■ WHAT YOU NEED TO DO:
Quote each line of the material verbatim, without the pictures.

■ DATA FOR THE TASK:
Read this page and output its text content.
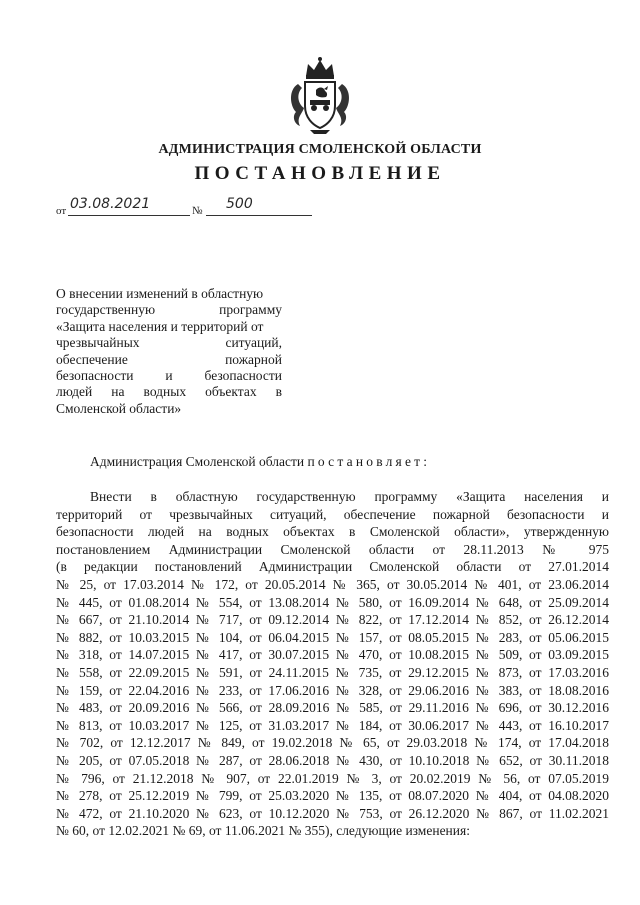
АДМИНИСТРАЦИЯ СМОЛЕНСКОЙ ОБЛАСТИ
ПОСТАНОВЛЕНИЕ
от 03.08.2021	№ 500
О внесении изменений в областную
государственную программу
«Защита населения и территорий от
чрезвычайных ситуаций,
обеспечение пожарной
безопасности и безопасности
людей на водных объектах в
Смоленской области»
Администрация Смоленской области постановляет:
Внести в областную государственную программу «Защита населения и
территорий от чрезвычайных ситуаций, обеспечение пожарной безопасности и
безопасности людей на водных объектах в Смоленской области», утвержденную
постановлением Администрации Смоленской области от 28.11.2013 № 975
(в редакции постановлений Администрации Смоленской области от 27.01.2014
№ 25, от 17.03.2014 № 172, от 20.05.2014 № 365, от 30.05.2014 № 401, от 23.06.2014
№ 445, от 01.08.2014 № 554, от 13.08.2014 № 580, от 16.09.2014 № 648, от 25.09.2014
№ 667, от 21.10.2014 № 717, от 09.12.2014 № 822, от 17.12.2014 № 852, от 26.12.2014
№ 882, от 10.03.2015 № 104, от 06.04.2015 № 157, от 08.05.2015 № 283, от 05.06.2015
№ 318, от 14.07.2015 № 417, от 30.07.2015 № 470, от 10.08.2015 № 509, от 03.09.2015
№ 558, от 22.09.2015 № 591, от 24.11.2015 № 735, от 29.12.2015 № 873, от 17.03.2016
№ 159, от 22.04.2016 № 233, от 17.06.2016 № 328, от 29.06.2016 № 383, от 18.08.2016
№ 483, от 20.09.2016 № 566, от 28.09.2016 № 585, от 29.11.2016 № 696, от 30.12.2016
№ 813, от 10.03.2017 № 125, от 31.03.2017 № 184, от 30.06.2017 № 443, от 16.10.2017
№ 702, от 12.12.2017 № 849, от 19.02.2018 № 65, от 29.03.2018 № 174, от 17.04.2018
№ 205, от 07.05.2018 № 287, от 28.06.2018 № 430, от 10.10.2018 № 652, от 30.11.2018
№ 796, от 21.12.2018 № 907, от 22.01.2019 № 3, от 20.02.2019 № 56, от 07.05.2019
№ 278, от 25.12.2019 № 799, от 25.03.2020 № 135, от 08.07.2020 № 404, от 04.08.2020
№ 472, от 21.10.2020 № 623, от 10.12.2020 № 753, от 26.12.2020 № 867, от 11.02.2021
№ 60, от 12.02.2021 № 69, от 11.06.2021 № 355), следующие изменения:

■ SOLUTION TO THIS TASK:
Read this page and output its text content.
АДМИНИСТРАЦИЯ СМОЛЕНСКОЙ ОБЛАСТИ
ПОСТАНОВЛЕНИЕ
от 03.08.2021	№ 500
О внесении изменений в областную
государственную программу
«Защита населения и территорий от
чрезвычайных ситуаций,
обеспечение пожарной
безопасности и безопасности
людей на водных объектах в
Смоленской области»
Администрация Смоленской области постановляет:
Внести в областную государственную программу «Защита населения и
территорий от чрезвычайных ситуаций, обеспечение пожарной безопасности и
безопасности людей на водных объектах в Смоленской области», утвержденную
постановлением Администрации Смоленской области от 28.11.2013 № 975
(в редакции постановлений Администрации Смоленской области от 27.01.2014
№ 25, от 17.03.2014 № 172, от 20.05.2014 № 365, от 30.05.2014 № 401, от 23.06.2014
№ 445, от 01.08.2014 № 554, от 13.08.2014 № 580, от 16.09.2014 № 648, от 25.09.2014
№ 667, от 21.10.2014 № 717, от 09.12.2014 № 822, от 17.12.2014 № 852, от 26.12.2014
№ 882, от 10.03.2015 № 104, от 06.04.2015 № 157, от 08.05.2015 № 283, от 05.06.2015
№ 318, от 14.07.2015 № 417, от 30.07.2015 № 470, от 10.08.2015 № 509, от 03.09.2015
№ 558, от 22.09.2015 № 591, от 24.11.2015 № 735, от 29.12.2015 № 873, от 17.03.2016
№ 159, от 22.04.2016 № 233, от 17.06.2016 № 328, от 29.06.2016 № 383, от 18.08.2016
№ 483, от 20.09.2016 № 566, от 28.09.2016 № 585, от 29.11.2016 № 696, от 30.12.2016
№ 813, от 10.03.2017 № 125, от 31.03.2017 № 184, от 30.06.2017 № 443, от 16.10.2017
№ 702, от 12.12.2017 № 849, от 19.02.2018 № 65, от 29.03.2018 № 174, от 17.04.2018
№ 205, от 07.05.2018 № 287, от 28.06.2018 № 430, от 10.10.2018 № 652, от 30.11.2018
№ 796, от 21.12.2018 № 907, от 22.01.2019 № 3, от 20.02.2019 № 56, от 07.05.2019
№ 278, от 25.12.2019 № 799, от 25.03.2020 № 135, от 08.07.2020 № 404, от 04.08.2020
№ 472, от 21.10.2020 № 623, от 10.12.2020 № 753, от 26.12.2020 № 867, от 11.02.2021
№ 60, от 12.02.2021 № 69, от 11.06.2021 № 355), следующие изменения:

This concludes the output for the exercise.